Task statement: Copy every line from the data below in which the string "kwasie" can be found.

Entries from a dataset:
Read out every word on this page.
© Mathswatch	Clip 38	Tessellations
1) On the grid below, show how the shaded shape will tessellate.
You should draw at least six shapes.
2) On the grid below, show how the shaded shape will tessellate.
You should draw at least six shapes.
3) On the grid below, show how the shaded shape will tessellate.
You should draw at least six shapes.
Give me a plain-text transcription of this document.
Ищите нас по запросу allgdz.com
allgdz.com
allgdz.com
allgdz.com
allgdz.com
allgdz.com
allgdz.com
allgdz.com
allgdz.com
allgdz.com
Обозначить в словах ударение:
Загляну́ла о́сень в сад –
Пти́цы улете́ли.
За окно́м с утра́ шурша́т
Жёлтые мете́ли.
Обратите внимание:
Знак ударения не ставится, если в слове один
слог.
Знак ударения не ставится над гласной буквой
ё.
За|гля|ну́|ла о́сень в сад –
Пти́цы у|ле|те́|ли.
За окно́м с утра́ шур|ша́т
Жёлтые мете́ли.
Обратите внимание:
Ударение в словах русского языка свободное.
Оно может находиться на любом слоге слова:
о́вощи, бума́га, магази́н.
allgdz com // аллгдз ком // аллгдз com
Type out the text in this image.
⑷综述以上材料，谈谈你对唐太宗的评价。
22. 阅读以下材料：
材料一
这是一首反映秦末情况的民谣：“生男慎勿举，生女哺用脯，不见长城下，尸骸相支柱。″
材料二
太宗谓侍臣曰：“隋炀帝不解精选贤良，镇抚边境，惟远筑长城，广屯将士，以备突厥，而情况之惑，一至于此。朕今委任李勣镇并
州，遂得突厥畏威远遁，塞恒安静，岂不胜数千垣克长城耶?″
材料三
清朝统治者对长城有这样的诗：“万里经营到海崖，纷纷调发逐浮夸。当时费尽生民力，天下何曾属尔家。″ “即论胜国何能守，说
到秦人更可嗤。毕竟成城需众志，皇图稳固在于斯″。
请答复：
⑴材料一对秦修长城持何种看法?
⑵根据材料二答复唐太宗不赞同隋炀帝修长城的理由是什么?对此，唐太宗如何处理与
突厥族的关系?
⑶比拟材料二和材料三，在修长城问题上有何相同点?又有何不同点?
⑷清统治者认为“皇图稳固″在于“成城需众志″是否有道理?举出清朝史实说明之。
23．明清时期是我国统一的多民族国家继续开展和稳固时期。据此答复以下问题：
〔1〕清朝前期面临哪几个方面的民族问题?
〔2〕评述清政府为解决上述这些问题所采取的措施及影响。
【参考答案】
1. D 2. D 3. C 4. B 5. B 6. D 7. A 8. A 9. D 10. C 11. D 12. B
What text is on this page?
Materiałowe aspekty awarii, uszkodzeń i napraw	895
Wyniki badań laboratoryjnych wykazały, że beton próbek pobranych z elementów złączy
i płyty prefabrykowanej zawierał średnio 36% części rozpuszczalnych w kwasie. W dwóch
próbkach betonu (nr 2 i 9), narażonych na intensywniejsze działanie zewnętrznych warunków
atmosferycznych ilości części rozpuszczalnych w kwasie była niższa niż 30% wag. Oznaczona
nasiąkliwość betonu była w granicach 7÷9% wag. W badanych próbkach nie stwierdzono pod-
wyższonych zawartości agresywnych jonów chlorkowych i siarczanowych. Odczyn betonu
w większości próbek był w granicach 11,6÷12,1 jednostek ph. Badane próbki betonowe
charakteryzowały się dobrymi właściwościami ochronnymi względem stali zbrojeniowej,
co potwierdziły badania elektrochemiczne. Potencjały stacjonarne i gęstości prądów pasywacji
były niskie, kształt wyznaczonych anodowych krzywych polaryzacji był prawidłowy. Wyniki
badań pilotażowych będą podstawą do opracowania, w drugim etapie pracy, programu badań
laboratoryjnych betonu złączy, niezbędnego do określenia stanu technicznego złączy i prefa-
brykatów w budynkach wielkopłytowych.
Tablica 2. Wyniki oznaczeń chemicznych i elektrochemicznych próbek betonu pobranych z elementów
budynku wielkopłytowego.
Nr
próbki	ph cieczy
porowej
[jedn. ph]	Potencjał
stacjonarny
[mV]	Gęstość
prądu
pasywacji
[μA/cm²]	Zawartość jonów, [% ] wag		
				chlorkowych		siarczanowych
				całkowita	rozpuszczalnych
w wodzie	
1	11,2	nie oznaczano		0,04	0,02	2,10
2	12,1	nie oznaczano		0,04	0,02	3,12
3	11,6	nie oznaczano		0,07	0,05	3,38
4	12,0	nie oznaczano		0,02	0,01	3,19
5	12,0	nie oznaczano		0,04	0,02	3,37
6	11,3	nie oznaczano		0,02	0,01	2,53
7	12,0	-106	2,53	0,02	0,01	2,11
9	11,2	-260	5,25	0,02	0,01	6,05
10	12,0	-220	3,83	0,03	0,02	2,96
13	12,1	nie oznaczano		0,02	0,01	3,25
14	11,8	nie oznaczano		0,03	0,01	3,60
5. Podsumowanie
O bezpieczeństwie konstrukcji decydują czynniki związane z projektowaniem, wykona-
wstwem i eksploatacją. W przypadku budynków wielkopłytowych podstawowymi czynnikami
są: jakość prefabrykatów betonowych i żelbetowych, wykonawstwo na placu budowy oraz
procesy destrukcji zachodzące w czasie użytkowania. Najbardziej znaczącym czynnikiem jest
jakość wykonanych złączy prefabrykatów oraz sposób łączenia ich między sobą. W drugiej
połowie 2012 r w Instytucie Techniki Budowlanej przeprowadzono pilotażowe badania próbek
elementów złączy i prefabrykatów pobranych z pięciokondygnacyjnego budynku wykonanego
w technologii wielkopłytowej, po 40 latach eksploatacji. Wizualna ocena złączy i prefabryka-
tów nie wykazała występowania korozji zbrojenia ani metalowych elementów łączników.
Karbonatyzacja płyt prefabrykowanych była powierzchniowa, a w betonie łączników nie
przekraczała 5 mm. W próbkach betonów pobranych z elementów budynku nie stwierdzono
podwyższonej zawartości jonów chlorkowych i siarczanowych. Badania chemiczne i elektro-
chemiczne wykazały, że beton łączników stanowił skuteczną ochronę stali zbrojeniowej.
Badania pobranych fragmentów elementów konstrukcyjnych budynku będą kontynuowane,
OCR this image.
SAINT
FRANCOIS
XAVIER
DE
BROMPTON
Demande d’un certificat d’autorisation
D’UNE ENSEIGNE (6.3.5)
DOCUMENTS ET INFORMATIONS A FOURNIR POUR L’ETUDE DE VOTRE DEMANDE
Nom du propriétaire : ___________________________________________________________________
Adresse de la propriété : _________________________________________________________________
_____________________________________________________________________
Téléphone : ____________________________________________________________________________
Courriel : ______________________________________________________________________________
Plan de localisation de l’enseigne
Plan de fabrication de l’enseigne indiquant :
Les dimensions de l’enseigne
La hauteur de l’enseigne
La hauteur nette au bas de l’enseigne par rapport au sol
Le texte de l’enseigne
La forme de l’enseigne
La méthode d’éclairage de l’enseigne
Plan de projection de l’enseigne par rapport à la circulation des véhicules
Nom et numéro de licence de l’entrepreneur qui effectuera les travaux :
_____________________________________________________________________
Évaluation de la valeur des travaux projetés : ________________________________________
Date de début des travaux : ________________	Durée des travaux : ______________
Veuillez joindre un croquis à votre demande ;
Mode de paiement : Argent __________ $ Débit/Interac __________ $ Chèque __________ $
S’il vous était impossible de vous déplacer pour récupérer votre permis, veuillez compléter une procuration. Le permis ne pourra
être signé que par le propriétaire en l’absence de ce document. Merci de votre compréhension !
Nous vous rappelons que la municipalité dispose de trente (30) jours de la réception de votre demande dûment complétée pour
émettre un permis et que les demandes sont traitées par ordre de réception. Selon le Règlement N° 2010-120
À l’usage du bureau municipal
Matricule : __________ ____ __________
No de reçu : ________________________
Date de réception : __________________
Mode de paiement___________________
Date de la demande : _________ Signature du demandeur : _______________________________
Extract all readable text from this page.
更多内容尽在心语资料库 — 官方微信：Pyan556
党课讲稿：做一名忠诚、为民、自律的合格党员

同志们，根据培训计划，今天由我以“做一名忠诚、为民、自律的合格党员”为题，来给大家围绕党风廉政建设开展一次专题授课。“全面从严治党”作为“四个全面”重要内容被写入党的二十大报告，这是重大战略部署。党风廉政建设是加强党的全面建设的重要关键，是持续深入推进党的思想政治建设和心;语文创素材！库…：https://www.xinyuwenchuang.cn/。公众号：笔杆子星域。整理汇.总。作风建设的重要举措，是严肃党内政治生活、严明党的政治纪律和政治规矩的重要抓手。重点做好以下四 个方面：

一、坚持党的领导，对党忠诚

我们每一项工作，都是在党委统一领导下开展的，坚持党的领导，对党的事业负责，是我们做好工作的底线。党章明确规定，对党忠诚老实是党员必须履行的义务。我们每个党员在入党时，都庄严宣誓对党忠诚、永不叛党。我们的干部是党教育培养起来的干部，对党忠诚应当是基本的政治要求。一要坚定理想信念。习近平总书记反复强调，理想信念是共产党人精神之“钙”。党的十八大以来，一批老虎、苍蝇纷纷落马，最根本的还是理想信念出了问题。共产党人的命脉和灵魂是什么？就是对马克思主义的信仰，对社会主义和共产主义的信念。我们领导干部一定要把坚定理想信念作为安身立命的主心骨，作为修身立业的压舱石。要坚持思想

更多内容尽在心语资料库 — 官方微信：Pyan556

Exercise response:
i płyty prefabrykowanej zawierał średnio 36% części rozpuszczalnych w kwasie. W dwóch
atmosferycznych ilości części rozpuszczalnych w kwasie była niższa niż 30% wag. Oznaczona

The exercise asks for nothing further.